Work instructions:
Write out every record below exactly as it appears.

____

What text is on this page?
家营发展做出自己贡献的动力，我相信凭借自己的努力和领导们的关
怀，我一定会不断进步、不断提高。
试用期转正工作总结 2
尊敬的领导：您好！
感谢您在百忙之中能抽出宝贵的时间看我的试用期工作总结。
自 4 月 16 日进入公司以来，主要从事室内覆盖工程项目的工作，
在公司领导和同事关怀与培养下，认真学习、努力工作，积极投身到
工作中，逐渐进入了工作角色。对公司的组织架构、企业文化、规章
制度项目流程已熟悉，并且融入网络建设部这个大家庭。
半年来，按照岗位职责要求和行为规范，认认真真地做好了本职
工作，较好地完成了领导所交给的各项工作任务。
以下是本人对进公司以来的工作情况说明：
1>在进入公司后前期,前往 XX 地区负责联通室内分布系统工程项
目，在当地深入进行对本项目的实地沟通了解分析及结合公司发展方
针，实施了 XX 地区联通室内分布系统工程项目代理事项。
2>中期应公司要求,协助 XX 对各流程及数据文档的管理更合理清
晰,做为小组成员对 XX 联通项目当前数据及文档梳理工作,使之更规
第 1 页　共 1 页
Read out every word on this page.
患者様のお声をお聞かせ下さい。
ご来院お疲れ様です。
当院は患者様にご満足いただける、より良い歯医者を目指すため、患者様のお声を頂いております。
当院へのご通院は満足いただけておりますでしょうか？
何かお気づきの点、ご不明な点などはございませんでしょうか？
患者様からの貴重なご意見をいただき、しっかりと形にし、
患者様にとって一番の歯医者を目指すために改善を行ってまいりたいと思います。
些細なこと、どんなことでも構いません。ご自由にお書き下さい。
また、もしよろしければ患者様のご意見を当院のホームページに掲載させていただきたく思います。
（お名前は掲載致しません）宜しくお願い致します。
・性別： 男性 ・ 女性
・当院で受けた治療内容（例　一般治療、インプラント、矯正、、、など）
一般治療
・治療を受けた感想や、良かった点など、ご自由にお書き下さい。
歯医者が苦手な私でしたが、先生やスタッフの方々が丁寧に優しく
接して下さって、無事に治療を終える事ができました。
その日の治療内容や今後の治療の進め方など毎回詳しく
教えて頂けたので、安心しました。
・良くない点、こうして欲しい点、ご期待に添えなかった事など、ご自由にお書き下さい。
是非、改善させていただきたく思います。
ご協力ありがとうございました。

____

Output:
What text is on this page?
家营发展做出自己贡献的动力，我相信凭借自己的努力和领导们的关
怀，我一定会不断进步、不断提高。
试用期转正工作总结 2
尊敬的领导：您好！
感谢您在百忙之中能抽出宝贵的时间看我的试用期工作总结。
自 4 月 16 日进入公司以来，主要从事室内覆盖工程项目的工作，
在公司领导和同事关怀与培养下，认真学习、努力工作，积极投身到
工作中，逐渐进入了工作角色。对公司的组织架构、企业文化、规章
制度项目流程已熟悉，并且融入网络建设部这个大家庭。
半年来，按照岗位职责要求和行为规范，认认真真地做好了本职
工作，较好地完成了领导所交给的各项工作任务。
以下是本人对进公司以来的工作情况说明：
1>在进入公司后前期,前往 XX 地区负责联通室内分布系统工程项
目，在当地深入进行对本项目的实地沟通了解分析及结合公司发展方
针，实施了 XX 地区联通室内分布系统工程项目代理事项。
2>中期应公司要求,协助 XX 对各流程及数据文档的管理更合理清
晰,做为小组成员对 XX 联通项目当前数据及文档梳理工作,使之更规
第 1 页　共 1 页
Read out every word on this page.
患者様のお声をお聞かせ下さい。
ご来院お疲れ様です。
当院は患者様にご満足いただける、より良い歯医者を目指すため、患者様のお声を頂いております。
当院へのご通院は満足いただけておりますでしょうか？
何かお気づきの点、ご不明な点などはございませんでしょうか？
患者様からの貴重なご意見をいただき、しっかりと形にし、
患者様にとって一番の歯医者を目指すために改善を行ってまいりたいと思います。
些細なこと、どんなことでも構いません。ご自由にお書き下さい。
また、もしよろしければ患者様のご意見を当院のホームページに掲載させていただきたく思います。
（お名前は掲載致しません）宜しくお願い致します。
・性別： 男性 ・ 女性
・当院で受けた治療内容（例　一般治療、インプラント、矯正、、、など）
一般治療
・治療を受けた感想や、良かった点など、ご自由にお書き下さい。
歯医者が苦手な私でしたが、先生やスタッフの方々が丁寧に優しく
接して下さって、無事に治療を終える事ができました。
その日の治療内容や今後の治療の進め方など毎回詳しく
教えて頂けたので、安心しました。
・良くない点、こうして欲しい点、ご期待に添えなかった事など、ご自由にお書き下さい。
是非、改善させていただきたく思います。
ご協力ありがとうございました。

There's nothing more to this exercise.